> [INSTRUCTIONS FOR THE TASK] Transcribe the entries exactly; images are not part of the copy.

> [RECORDED INFORMATION]

•••••

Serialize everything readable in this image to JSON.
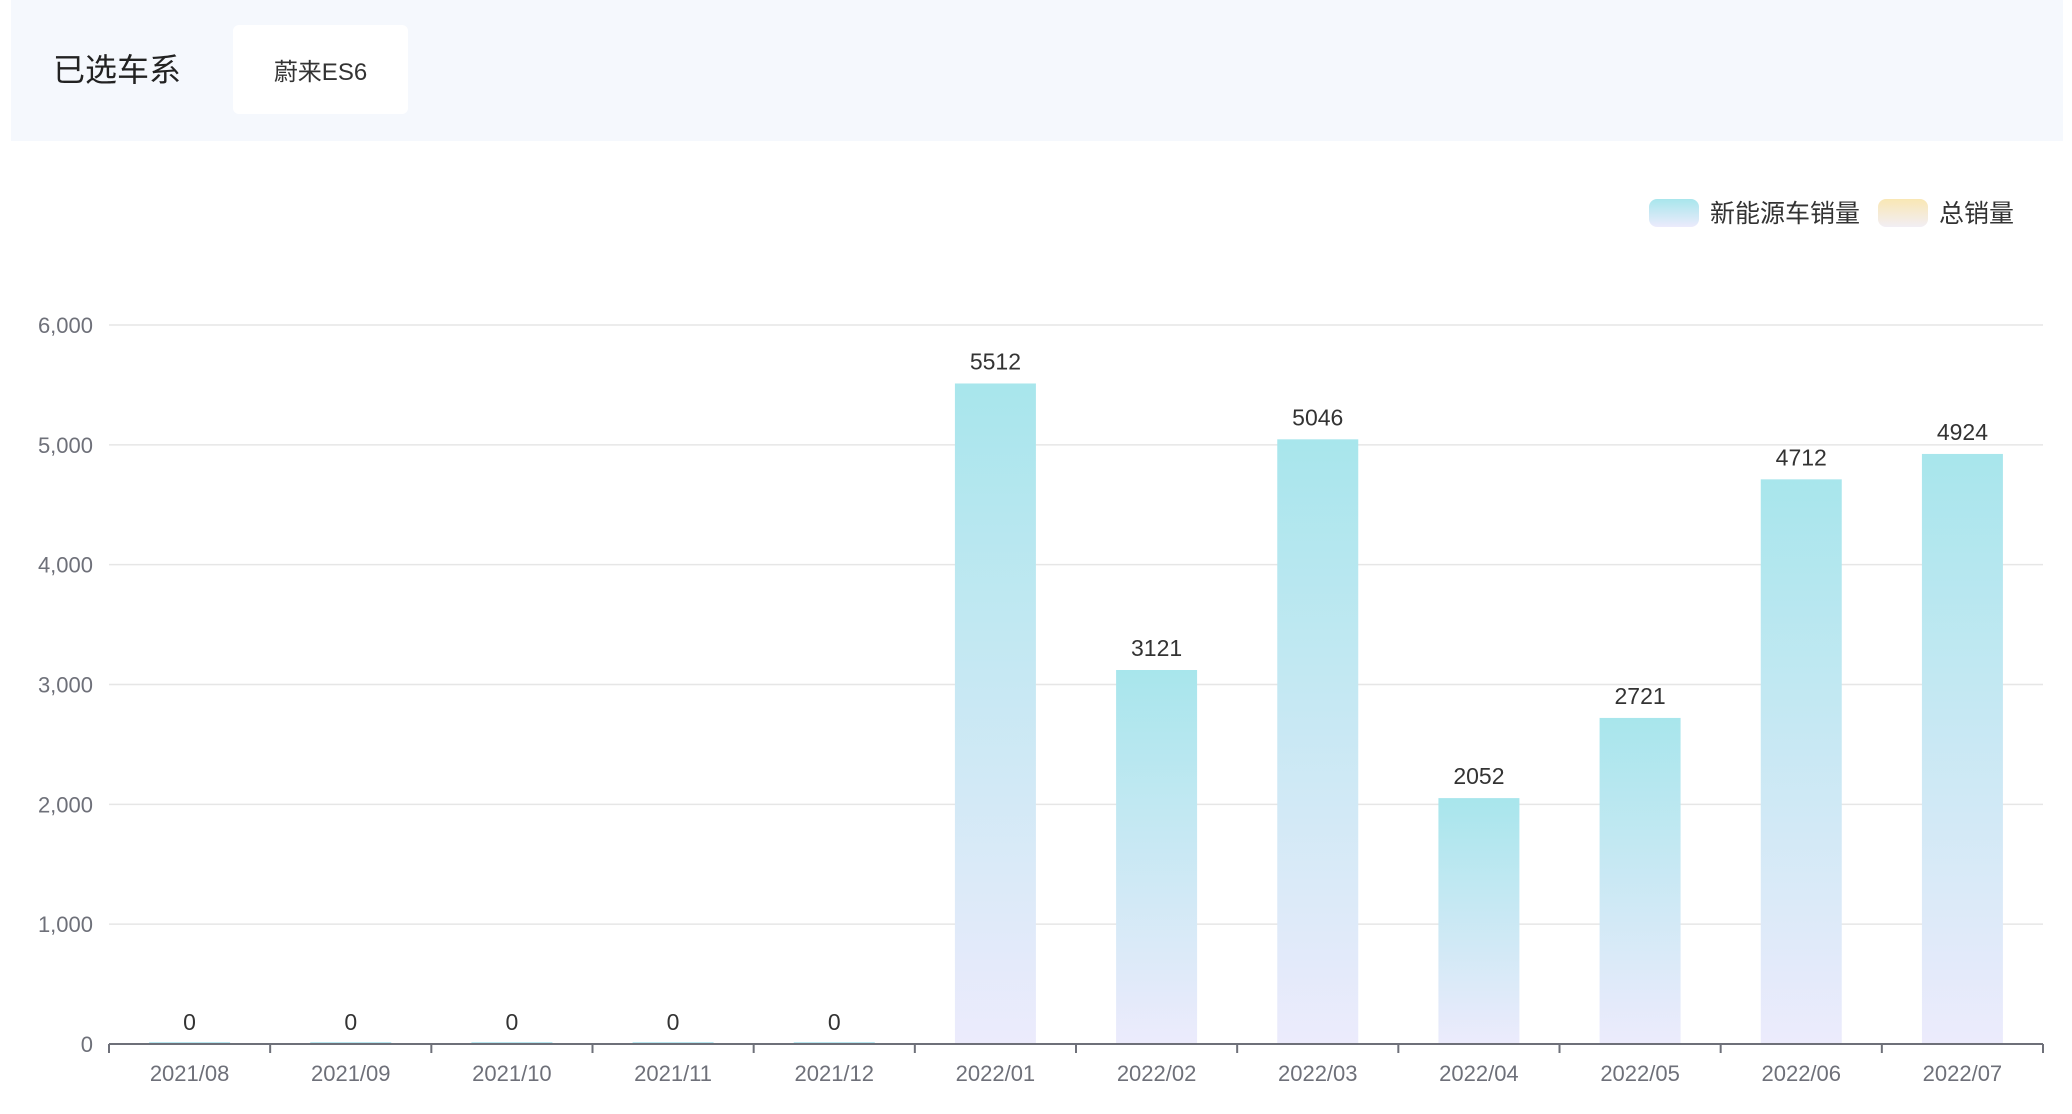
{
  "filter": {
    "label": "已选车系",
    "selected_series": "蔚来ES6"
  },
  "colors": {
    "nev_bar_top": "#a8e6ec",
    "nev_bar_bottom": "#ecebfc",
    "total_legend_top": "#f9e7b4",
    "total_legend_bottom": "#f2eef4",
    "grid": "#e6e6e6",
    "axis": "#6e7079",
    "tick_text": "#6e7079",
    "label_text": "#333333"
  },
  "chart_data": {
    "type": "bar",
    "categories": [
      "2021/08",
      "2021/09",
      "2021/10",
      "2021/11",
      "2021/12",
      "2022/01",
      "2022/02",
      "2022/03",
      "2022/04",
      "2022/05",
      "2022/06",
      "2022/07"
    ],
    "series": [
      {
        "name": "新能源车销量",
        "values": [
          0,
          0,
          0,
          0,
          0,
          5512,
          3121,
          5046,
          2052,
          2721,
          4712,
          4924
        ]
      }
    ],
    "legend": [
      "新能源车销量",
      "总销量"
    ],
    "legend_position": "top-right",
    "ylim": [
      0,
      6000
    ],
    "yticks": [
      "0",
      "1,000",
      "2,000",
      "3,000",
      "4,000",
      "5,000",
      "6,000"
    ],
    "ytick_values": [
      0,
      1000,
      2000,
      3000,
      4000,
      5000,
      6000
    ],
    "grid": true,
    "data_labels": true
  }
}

•••••

> [FINAL RESULT]
Serialize everything readable in this image to JSON.
{
  "filter": {
    "label": "已选车系",
    "selected_series": "蔚来ES6"
  },
  "colors": {
    "nev_bar_top": "#a8e6ec",
    "nev_bar_bottom": "#ecebfc",
    "total_legend_top": "#f9e7b4",
    "total_legend_bottom": "#f2eef4",
    "grid": "#e6e6e6",
    "axis": "#6e7079",
    "tick_text": "#6e7079",
    "label_text": "#333333"
  },
  "chart_data": {
    "type": "bar",
    "categories": [
      "2021/08",
      "2021/09",
      "2021/10",
      "2021/11",
      "2021/12",
      "2022/01",
      "2022/02",
      "2022/03",
      "2022/04",
      "2022/05",
      "2022/06",
      "2022/07"
    ],
    "series": [
      {
        "name": "新能源车销量",
        "values": [
          0,
          0,
          0,
          0,
          0,
          5512,
          3121,
          5046,
          2052,
          2721,
          4712,
          4924
        ]
      }
    ],
    "legend": [
      "新能源车销量",
      "总销量"
    ],
    "legend_position": "top-right",
    "ylim": [
      0,
      6000
    ],
    "yticks": [
      "0",
      "1,000",
      "2,000",
      "3,000",
      "4,000",
      "5,000",
      "6,000"
    ],
    "ytick_values": [
      0,
      1000,
      2000,
      3000,
      4000,
      5000,
      6000
    ],
    "grid": true,
    "data_labels": true
  }
}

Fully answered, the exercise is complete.